__BRIEF__.
Give the listing again character for character, but drop the images.

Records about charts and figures

** Begin **

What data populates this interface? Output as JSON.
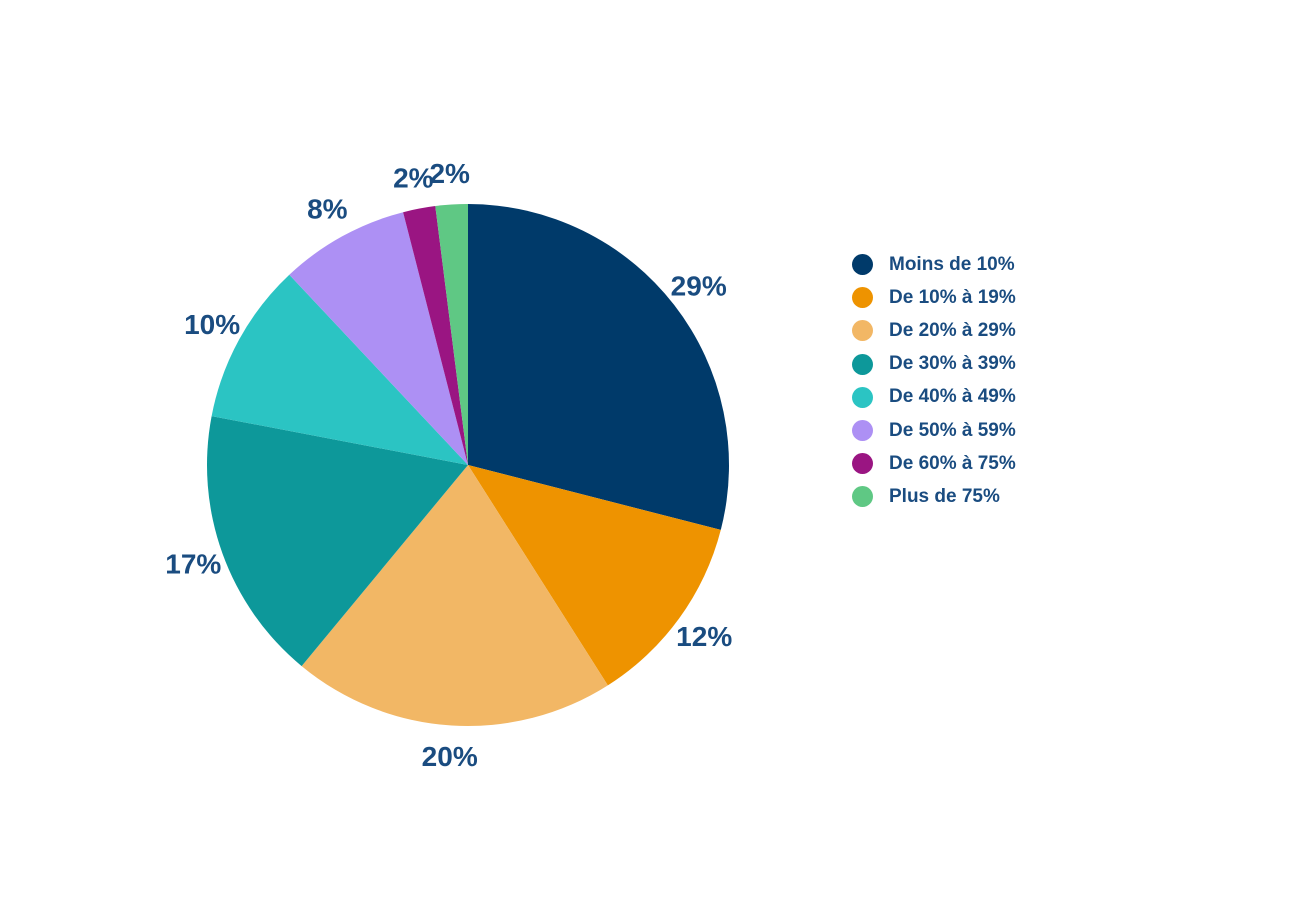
{
  "page": {
    "background_color": "#ffffff",
    "label_text_color": "#1a4c80"
  },
  "chart_data": {
    "type": "pie",
    "title": "",
    "legend_position": "right",
    "start_angle_deg": 0,
    "direction": "clockwise",
    "slice_label_color": "#1a4c80",
    "slices": [
      {
        "label": "Moins de 10%",
        "value": 29,
        "display": "29%",
        "color": "#003a6a"
      },
      {
        "label": "De 10% à 19%",
        "value": 12,
        "display": "12%",
        "color": "#ee9300"
      },
      {
        "label": "De 20% à 29%",
        "value": 20,
        "display": "20%",
        "color": "#f2b765"
      },
      {
        "label": "De 30% à 39%",
        "value": 17,
        "display": "17%",
        "color": "#0d989a"
      },
      {
        "label": "De 40% à 49%",
        "value": 10,
        "display": "10%",
        "color": "#2bc4c3"
      },
      {
        "label": "De 50% à 59%",
        "value": 8,
        "display": "8%",
        "color": "#ad90f4"
      },
      {
        "label": "De 60% à 75%",
        "value": 2,
        "display": "2%",
        "color": "#9a1582"
      },
      {
        "label": "Plus de 75%",
        "value": 2,
        "display": "2%",
        "color": "#5fc884"
      }
    ]
  }
}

** End **

__COMPLETED EXERCISE__.
What data populates this interface? Output as JSON.
{
  "page": {
    "background_color": "#ffffff",
    "label_text_color": "#1a4c80"
  },
  "chart_data": {
    "type": "pie",
    "title": "",
    "legend_position": "right",
    "start_angle_deg": 0,
    "direction": "clockwise",
    "slice_label_color": "#1a4c80",
    "slices": [
      {
        "label": "Moins de 10%",
        "value": 29,
        "display": "29%",
        "color": "#003a6a"
      },
      {
        "label": "De 10% à 19%",
        "value": 12,
        "display": "12%",
        "color": "#ee9300"
      },
      {
        "label": "De 20% à 29%",
        "value": 20,
        "display": "20%",
        "color": "#f2b765"
      },
      {
        "label": "De 30% à 39%",
        "value": 17,
        "display": "17%",
        "color": "#0d989a"
      },
      {
        "label": "De 40% à 49%",
        "value": 10,
        "display": "10%",
        "color": "#2bc4c3"
      },
      {
        "label": "De 50% à 59%",
        "value": 8,
        "display": "8%",
        "color": "#ad90f4"
      },
      {
        "label": "De 60% à 75%",
        "value": 2,
        "display": "2%",
        "color": "#9a1582"
      },
      {
        "label": "Plus de 75%",
        "value": 2,
        "display": "2%",
        "color": "#5fc884"
      }
    ]
  }
}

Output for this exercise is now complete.